• [Task prompt] Present the following data again exactly as it is shown.

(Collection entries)
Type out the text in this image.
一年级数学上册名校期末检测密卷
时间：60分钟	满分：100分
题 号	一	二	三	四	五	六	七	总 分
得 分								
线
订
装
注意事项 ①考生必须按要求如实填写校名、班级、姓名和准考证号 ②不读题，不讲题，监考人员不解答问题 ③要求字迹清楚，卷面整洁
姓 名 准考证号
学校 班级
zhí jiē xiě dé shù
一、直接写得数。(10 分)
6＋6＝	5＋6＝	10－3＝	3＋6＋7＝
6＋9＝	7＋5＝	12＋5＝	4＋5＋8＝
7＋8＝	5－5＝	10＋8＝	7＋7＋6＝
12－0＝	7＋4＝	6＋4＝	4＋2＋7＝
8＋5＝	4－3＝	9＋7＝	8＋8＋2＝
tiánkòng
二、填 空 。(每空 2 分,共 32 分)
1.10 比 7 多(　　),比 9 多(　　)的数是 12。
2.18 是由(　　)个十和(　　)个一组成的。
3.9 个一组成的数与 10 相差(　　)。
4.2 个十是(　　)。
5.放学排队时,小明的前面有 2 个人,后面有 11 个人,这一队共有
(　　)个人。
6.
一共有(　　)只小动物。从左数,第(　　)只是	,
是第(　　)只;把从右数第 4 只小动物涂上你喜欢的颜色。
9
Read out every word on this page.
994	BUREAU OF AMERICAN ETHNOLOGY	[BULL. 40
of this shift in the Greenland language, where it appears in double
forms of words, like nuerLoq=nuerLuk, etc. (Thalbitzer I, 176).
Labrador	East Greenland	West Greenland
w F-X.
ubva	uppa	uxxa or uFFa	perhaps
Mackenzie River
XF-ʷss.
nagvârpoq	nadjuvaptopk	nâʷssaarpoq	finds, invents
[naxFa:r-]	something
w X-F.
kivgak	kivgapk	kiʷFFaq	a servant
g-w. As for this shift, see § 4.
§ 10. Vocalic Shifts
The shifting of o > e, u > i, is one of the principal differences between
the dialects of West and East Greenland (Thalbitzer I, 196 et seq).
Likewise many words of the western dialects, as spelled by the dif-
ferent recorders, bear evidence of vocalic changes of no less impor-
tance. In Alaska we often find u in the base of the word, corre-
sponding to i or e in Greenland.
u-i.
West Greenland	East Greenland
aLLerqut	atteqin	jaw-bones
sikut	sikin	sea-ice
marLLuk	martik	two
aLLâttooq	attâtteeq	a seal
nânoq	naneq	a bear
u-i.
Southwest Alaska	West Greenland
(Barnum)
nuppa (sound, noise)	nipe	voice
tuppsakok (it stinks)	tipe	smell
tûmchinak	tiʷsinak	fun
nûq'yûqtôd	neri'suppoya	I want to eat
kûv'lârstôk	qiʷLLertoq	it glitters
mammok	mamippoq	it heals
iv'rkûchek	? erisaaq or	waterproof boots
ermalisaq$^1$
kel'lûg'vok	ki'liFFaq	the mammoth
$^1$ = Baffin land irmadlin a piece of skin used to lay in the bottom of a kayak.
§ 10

• [Solution to this problem]
Type out the text in this image.
一年级数学上册名校期末检测密卷
时间：60分钟	满分：100分
题 号	一	二	三	四	五	六	七	总 分
得 分								
线
订
装
注意事项 ①考生必须按要求如实填写校名、班级、姓名和准考证号 ②不读题，不讲题，监考人员不解答问题 ③要求字迹清楚，卷面整洁
姓 名 准考证号
学校 班级
zhí jiē xiě dé shù
一、直接写得数。(10 分)
6＋6＝	5＋6＝	10－3＝	3＋6＋7＝
6＋9＝	7＋5＝	12＋5＝	4＋5＋8＝
7＋8＝	5－5＝	10＋8＝	7＋7＋6＝
12－0＝	7＋4＝	6＋4＝	4＋2＋7＝
8＋5＝	4－3＝	9＋7＝	8＋8＋2＝
tiánkòng
二、填 空 。(每空 2 分,共 32 分)
1.10 比 7 多(　　),比 9 多(　　)的数是 12。
2.18 是由(　　)个十和(　　)个一组成的。
3.9 个一组成的数与 10 相差(　　)。
4.2 个十是(　　)。
5.放学排队时,小明的前面有 2 个人,后面有 11 个人,这一队共有
(　　)个人。
6.
一共有(　　)只小动物。从左数,第(　　)只是	,
是第(　　)只;把从右数第 4 只小动物涂上你喜欢的颜色。
9
Read out every word on this page.
994	BUREAU OF AMERICAN ETHNOLOGY	[BULL. 40
of this shift in the Greenland language, where it appears in double
forms of words, like nuerLoq=nuerLuk, etc. (Thalbitzer I, 176).
Labrador	East Greenland	West Greenland
w F-X.
ubva	uppa	uxxa or uFFa	perhaps
Mackenzie River
XF-ʷss.
nagvârpoq	nadjuvaptopk	nâʷssaarpoq	finds, invents
[naxFa:r-]	something
w X-F.
kivgak	kivgapk	kiʷFFaq	a servant
g-w. As for this shift, see § 4.
§ 10. Vocalic Shifts
The shifting of o > e, u > i, is one of the principal differences between
the dialects of West and East Greenland (Thalbitzer I, 196 et seq).
Likewise many words of the western dialects, as spelled by the dif-
ferent recorders, bear evidence of vocalic changes of no less impor-
tance. In Alaska we often find u in the base of the word, corre-
sponding to i or e in Greenland.
u-i.
West Greenland	East Greenland
aLLerqut	atteqin	jaw-bones
sikut	sikin	sea-ice
marLLuk	martik	two
aLLâttooq	attâtteeq	a seal
nânoq	naneq	a bear
u-i.
Southwest Alaska	West Greenland
(Barnum)
nuppa (sound, noise)	nipe	voice
tuppsakok (it stinks)	tipe	smell
tûmchinak	tiʷsinak	fun
nûq'yûqtôd	neri'suppoya	I want to eat
kûv'lârstôk	qiʷLLertoq	it glitters
mammok	mamippoq	it heals
iv'rkûchek	? erisaaq or	waterproof boots
ermalisaq$^1$
kel'lûg'vok	ki'liFFaq	the mammoth
$^1$ = Baffin land irmadlin a piece of skin used to lay in the bottom of a kayak.
§ 10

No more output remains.